What to work on
Look for the string "Номер" and copy every line that has it.

Extracted records
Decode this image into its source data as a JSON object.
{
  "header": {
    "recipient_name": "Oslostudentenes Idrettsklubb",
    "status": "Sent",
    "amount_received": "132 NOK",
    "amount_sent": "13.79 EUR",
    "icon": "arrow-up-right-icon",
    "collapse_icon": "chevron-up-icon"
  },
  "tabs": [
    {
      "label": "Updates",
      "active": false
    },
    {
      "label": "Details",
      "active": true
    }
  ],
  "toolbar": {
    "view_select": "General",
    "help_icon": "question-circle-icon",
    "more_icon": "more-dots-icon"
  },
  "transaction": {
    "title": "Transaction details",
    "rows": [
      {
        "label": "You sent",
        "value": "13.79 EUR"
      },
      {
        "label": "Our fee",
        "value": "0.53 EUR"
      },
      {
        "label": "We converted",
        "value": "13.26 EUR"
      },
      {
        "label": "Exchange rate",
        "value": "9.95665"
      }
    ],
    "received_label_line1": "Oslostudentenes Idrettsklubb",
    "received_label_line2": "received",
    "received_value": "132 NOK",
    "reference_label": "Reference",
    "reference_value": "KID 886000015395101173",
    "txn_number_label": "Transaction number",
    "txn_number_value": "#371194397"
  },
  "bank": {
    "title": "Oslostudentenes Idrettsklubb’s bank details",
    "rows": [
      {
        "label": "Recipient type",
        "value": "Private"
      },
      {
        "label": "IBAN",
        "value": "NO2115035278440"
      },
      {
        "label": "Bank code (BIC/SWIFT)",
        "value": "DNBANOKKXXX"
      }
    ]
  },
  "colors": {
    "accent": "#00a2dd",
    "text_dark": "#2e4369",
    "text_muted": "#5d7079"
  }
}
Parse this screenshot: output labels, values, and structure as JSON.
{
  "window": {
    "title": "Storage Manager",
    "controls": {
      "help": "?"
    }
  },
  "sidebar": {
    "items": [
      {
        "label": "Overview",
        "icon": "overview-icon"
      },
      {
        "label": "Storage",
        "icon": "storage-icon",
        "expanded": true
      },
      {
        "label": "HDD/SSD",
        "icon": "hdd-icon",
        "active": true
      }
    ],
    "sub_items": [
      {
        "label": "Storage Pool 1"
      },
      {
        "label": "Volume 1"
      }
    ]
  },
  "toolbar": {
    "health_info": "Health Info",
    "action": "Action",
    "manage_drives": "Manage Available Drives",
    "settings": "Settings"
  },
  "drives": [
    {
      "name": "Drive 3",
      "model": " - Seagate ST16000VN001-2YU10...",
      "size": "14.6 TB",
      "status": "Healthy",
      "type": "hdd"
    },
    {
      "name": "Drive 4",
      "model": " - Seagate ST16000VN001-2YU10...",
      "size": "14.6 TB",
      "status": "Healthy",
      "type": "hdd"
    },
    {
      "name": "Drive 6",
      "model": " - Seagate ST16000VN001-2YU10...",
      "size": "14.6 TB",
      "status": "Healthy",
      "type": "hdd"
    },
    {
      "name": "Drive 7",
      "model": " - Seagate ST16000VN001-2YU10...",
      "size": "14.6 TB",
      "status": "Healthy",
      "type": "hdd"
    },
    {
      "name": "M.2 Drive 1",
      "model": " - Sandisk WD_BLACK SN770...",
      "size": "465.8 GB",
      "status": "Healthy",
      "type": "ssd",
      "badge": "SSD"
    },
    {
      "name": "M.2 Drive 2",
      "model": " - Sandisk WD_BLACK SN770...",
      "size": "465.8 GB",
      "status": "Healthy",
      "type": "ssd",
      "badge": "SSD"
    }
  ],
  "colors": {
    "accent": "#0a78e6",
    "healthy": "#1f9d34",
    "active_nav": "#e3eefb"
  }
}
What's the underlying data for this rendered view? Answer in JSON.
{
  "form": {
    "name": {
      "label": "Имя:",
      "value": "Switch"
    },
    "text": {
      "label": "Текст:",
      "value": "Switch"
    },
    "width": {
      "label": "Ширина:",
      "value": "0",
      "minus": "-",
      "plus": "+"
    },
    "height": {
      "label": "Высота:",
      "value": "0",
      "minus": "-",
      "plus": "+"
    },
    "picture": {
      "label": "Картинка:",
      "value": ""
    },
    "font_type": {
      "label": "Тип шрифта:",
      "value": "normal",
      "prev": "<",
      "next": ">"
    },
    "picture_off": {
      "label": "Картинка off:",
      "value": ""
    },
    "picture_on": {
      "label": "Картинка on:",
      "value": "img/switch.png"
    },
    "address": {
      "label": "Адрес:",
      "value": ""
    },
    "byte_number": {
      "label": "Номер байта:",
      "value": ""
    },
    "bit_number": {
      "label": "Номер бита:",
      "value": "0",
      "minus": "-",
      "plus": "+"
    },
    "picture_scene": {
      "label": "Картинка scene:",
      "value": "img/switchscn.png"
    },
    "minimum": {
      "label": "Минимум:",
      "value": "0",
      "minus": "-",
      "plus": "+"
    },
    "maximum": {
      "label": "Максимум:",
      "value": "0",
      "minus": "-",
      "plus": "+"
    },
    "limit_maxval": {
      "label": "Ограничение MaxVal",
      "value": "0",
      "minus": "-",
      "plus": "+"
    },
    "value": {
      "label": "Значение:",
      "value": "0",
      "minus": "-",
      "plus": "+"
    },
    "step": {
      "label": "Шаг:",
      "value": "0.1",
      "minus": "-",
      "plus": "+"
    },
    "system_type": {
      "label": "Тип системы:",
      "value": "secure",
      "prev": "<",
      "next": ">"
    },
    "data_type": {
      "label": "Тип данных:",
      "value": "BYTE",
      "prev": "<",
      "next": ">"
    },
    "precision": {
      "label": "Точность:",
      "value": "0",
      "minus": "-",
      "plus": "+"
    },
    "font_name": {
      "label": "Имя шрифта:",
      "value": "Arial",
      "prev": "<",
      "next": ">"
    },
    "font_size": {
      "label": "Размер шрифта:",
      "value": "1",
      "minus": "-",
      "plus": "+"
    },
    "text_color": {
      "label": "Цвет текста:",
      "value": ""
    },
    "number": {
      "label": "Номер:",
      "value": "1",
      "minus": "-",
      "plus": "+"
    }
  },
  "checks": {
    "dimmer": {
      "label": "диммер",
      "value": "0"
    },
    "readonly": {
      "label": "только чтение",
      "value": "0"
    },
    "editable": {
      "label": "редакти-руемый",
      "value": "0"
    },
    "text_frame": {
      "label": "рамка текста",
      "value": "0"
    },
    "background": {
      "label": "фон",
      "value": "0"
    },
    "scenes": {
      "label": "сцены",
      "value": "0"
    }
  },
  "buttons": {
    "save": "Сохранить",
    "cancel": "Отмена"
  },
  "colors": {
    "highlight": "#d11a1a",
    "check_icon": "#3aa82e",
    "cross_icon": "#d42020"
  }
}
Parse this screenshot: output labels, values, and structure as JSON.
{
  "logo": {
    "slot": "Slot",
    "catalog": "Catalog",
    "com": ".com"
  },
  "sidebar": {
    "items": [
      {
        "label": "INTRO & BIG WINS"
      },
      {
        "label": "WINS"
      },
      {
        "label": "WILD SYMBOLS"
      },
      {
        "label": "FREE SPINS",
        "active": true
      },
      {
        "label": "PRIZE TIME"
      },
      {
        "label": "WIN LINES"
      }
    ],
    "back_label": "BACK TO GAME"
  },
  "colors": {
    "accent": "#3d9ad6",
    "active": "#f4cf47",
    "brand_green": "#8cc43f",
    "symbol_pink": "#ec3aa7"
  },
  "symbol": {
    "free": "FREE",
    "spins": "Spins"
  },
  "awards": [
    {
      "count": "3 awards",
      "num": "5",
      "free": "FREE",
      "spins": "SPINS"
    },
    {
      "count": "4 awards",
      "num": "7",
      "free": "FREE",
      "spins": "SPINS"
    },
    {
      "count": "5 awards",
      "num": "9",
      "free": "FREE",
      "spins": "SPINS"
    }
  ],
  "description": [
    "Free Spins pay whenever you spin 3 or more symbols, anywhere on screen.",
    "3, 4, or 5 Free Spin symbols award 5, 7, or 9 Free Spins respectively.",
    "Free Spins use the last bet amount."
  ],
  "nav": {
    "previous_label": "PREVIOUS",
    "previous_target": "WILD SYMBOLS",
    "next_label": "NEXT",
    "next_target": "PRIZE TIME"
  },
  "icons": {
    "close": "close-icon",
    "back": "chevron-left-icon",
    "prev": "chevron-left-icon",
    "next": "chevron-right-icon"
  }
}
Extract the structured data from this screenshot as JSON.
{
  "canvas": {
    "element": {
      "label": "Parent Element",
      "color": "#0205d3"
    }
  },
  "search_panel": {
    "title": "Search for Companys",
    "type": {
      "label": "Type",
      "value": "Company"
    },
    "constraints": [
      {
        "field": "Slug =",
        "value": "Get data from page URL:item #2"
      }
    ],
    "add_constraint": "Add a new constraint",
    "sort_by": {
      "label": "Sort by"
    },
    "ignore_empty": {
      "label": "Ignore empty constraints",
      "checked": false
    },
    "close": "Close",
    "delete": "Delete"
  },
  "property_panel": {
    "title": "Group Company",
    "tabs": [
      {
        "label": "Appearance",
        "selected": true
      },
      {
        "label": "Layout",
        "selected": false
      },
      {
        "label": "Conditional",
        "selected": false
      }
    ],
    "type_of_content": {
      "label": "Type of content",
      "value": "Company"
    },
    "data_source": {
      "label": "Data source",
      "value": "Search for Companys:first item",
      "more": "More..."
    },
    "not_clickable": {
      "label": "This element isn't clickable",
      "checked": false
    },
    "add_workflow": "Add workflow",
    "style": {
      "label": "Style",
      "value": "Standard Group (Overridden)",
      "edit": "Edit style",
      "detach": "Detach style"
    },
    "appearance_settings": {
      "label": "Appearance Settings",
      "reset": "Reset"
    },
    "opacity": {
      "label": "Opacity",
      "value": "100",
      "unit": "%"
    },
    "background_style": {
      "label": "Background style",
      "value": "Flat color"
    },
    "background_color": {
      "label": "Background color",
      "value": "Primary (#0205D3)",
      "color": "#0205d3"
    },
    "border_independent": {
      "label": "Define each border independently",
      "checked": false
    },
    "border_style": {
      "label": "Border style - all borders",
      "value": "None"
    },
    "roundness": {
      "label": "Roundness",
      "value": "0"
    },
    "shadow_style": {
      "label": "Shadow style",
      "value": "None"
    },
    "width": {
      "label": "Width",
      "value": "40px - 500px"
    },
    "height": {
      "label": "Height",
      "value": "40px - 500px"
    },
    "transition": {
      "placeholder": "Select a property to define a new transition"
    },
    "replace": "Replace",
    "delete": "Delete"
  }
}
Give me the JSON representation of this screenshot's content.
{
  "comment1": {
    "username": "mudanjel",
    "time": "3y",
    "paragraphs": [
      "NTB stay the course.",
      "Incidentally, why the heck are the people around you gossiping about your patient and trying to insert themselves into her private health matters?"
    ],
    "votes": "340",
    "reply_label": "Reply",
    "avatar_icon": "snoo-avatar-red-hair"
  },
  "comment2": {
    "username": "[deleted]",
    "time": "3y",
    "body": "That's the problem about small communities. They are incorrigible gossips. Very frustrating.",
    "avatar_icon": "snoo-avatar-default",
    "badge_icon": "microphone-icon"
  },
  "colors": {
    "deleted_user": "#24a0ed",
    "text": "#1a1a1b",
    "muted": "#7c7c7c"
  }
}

Result below
      "label": "Номер байта:",
      "label": "Номер бита:",
      "label": "Номер:",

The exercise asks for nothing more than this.